Every record here needs to be written out again exactly.
--- Begin RECORDS FOR THE EXERCISE ---
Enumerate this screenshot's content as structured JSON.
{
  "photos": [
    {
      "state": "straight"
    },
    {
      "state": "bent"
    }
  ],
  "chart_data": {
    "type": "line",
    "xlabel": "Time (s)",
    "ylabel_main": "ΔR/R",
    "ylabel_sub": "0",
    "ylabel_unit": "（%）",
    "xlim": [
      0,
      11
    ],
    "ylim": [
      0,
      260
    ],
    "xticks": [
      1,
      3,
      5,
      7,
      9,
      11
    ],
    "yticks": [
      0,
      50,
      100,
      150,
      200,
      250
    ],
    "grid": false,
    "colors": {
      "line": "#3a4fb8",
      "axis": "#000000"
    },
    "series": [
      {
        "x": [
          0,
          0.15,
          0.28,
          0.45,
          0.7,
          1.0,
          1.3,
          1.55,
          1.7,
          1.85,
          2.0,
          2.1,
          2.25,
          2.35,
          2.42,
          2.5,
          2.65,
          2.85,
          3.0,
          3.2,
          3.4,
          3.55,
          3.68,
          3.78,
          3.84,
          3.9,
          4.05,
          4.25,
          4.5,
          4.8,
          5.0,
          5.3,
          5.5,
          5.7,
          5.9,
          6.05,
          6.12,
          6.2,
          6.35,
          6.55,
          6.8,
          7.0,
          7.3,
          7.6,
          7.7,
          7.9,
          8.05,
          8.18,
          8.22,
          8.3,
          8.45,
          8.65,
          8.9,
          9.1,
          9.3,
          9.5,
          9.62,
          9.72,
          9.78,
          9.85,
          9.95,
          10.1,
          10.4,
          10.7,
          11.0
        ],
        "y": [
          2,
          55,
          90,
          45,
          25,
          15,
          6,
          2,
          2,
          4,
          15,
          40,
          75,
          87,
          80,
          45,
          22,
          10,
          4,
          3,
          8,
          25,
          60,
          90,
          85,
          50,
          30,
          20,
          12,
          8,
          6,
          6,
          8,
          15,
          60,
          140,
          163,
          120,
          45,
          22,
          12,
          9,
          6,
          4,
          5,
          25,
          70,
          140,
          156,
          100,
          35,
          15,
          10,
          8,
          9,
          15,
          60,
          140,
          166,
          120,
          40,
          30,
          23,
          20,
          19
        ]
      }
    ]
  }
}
--- End RECORDS FOR THE EXERCISE ---
_RESPONSE BELOW:_
Enumerate this screenshot's content as structured JSON.
{
  "photos": [
    {
      "state": "straight"
    },
    {
      "state": "bent"
    }
  ],
  "chart_data": {
    "type": "line",
    "xlabel": "Time (s)",
    "ylabel_main": "ΔR/R",
    "ylabel_sub": "0",
    "ylabel_unit": "（%）",
    "xlim": [
      0,
      11
    ],
    "ylim": [
      0,
      260
    ],
    "xticks": [
      1,
      3,
      5,
      7,
      9,
      11
    ],
    "yticks": [
      0,
      50,
      100,
      150,
      200,
      250
    ],
    "grid": false,
    "colors": {
      "line": "#3a4fb8",
      "axis": "#000000"
    },
    "series": [
      {
        "x": [
          0,
          0.15,
          0.28,
          0.45,
          0.7,
          1.0,
          1.3,
          1.55,
          1.7,
          1.85,
          2.0,
          2.1,
          2.25,
          2.35,
          2.42,
          2.5,
          2.65,
          2.85,
          3.0,
          3.2,
          3.4,
          3.55,
          3.68,
          3.78,
          3.84,
          3.9,
          4.05,
          4.25,
          4.5,
          4.8,
          5.0,
          5.3,
          5.5,
          5.7,
          5.9,
          6.05,
          6.12,
          6.2,
          6.35,
          6.55,
          6.8,
          7.0,
          7.3,
          7.6,
          7.7,
          7.9,
          8.05,
          8.18,
          8.22,
          8.3,
          8.45,
          8.65,
          8.9,
          9.1,
          9.3,
          9.5,
          9.62,
          9.72,
          9.78,
          9.85,
          9.95,
          10.1,
          10.4,
          10.7,
          11.0
        ],
        "y": [
          2,
          55,
          90,
          45,
          25,
          15,
          6,
          2,
          2,
          4,
          15,
          40,
          75,
          87,
          80,
          45,
          22,
          10,
          4,
          3,
          8,
          25,
          60,
          90,
          85,
          50,
          30,
          20,
          12,
          8,
          6,
          6,
          8,
          15,
          60,
          140,
          163,
          120,
          45,
          22,
          12,
          9,
          6,
          4,
          5,
          25,
          70,
          140,
          156,
          100,
          35,
          15,
          10,
          8,
          9,
          15,
          60,
          140,
          166,
          120,
          40,
          30,
          23,
          20,
          19
        ]
      }
    ]
  }
}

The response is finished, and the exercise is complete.